Provided records>
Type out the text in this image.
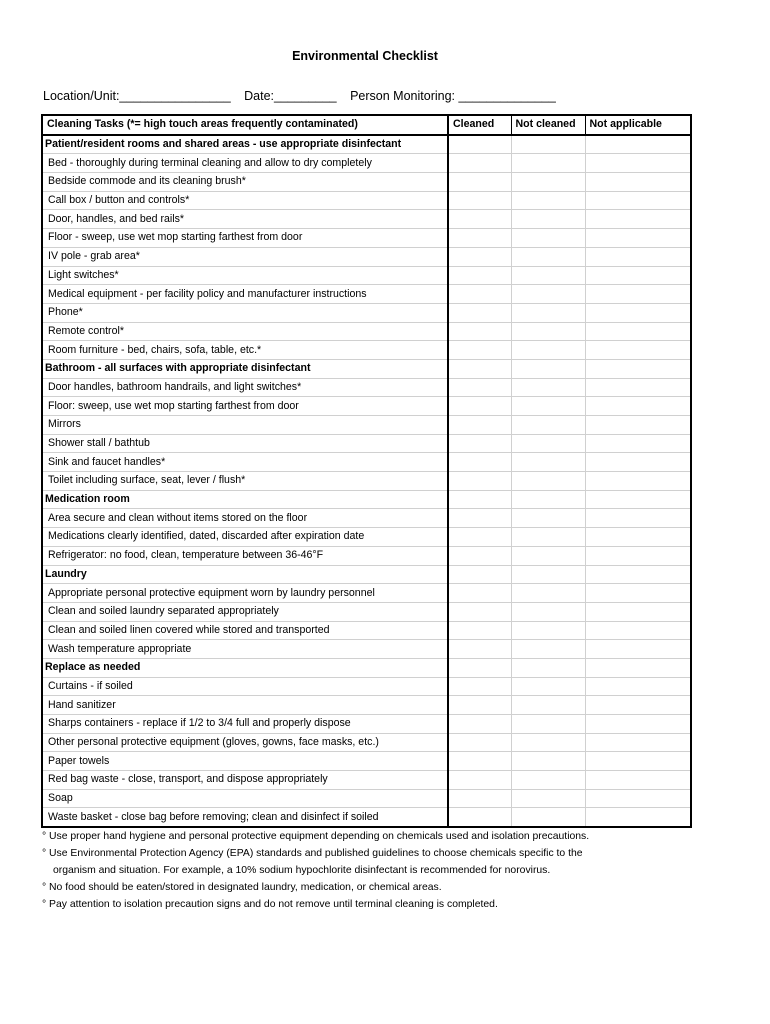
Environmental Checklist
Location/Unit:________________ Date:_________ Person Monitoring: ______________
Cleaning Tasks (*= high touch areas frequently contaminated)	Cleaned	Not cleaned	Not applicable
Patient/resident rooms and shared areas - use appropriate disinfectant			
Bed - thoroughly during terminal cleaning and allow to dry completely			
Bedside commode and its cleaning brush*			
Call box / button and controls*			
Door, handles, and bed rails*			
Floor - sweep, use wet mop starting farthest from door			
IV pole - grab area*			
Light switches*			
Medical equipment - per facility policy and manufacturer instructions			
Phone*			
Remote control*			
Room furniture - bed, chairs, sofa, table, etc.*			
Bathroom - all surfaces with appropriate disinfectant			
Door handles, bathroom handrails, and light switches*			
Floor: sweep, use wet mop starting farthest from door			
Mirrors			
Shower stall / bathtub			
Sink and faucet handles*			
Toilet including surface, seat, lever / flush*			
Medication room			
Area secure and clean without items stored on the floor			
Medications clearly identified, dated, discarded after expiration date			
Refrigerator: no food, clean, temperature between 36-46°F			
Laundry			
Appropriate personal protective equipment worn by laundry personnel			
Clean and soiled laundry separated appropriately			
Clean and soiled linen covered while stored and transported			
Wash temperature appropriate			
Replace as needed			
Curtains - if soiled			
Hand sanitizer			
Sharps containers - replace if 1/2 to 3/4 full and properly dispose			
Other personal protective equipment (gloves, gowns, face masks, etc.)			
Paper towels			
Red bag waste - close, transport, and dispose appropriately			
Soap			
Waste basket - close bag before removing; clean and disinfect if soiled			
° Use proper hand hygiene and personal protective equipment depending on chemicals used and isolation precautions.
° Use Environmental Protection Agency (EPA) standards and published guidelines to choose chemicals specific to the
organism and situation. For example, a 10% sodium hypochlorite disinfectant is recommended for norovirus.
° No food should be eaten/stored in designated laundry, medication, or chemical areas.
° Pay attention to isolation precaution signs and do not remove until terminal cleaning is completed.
* * *
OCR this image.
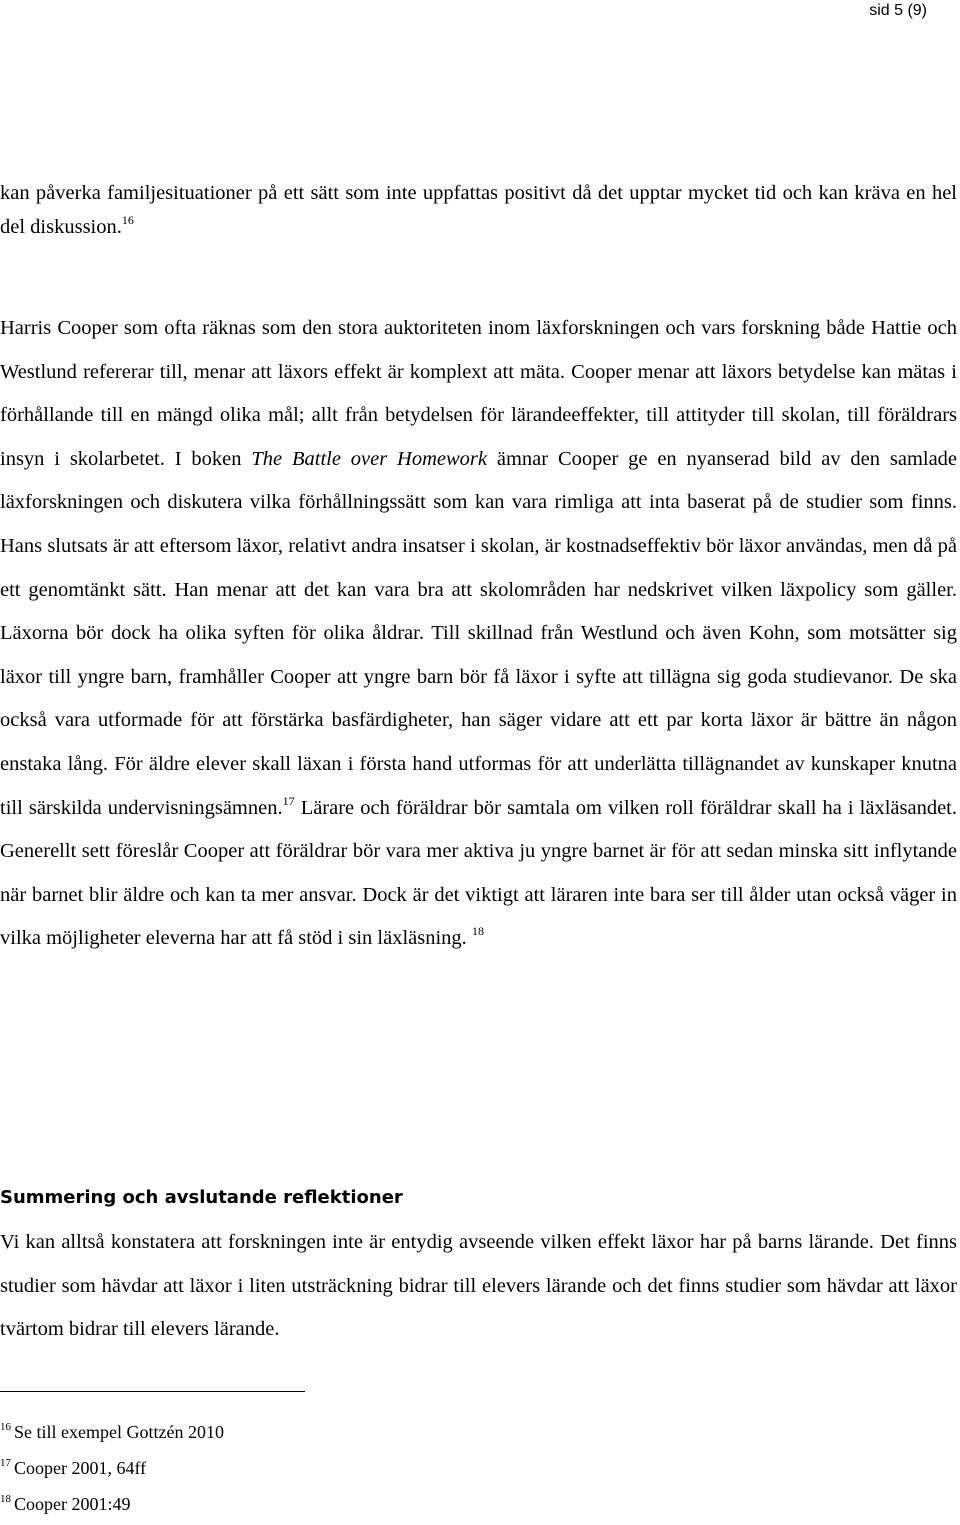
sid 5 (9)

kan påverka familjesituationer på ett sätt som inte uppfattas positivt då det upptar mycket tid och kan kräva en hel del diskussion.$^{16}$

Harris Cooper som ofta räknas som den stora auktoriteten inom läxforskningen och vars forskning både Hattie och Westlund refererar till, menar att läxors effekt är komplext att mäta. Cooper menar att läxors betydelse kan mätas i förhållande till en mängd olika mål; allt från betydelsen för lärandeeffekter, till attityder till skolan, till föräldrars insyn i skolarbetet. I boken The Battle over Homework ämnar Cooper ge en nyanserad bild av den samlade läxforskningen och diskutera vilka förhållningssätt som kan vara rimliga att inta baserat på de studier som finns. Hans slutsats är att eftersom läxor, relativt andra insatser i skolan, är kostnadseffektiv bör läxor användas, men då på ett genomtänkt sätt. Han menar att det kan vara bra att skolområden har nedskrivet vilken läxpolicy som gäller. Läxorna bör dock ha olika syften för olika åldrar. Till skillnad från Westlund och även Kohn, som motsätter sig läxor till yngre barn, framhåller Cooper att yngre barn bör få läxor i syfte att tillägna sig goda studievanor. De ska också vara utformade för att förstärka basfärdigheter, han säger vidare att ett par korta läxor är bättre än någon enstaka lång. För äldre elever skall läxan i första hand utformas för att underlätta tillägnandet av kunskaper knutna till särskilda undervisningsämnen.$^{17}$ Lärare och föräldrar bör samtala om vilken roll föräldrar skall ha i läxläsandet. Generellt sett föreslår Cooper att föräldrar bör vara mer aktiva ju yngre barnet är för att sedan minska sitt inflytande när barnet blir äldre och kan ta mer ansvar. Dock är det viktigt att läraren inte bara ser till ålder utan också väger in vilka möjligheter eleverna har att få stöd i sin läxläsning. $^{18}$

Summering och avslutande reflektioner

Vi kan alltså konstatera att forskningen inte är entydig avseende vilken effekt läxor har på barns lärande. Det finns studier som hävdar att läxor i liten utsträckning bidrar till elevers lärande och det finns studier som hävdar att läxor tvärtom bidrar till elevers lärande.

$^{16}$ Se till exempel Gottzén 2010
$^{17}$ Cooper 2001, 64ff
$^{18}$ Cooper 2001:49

Your instructions> Where the string "dispose" occurs in the data, return the whole line.

Task output>
Sharps containers - replace if 1/2 to 3/4 full and properly dispose			
Red bag waste - close, transport, and dispose appropriately			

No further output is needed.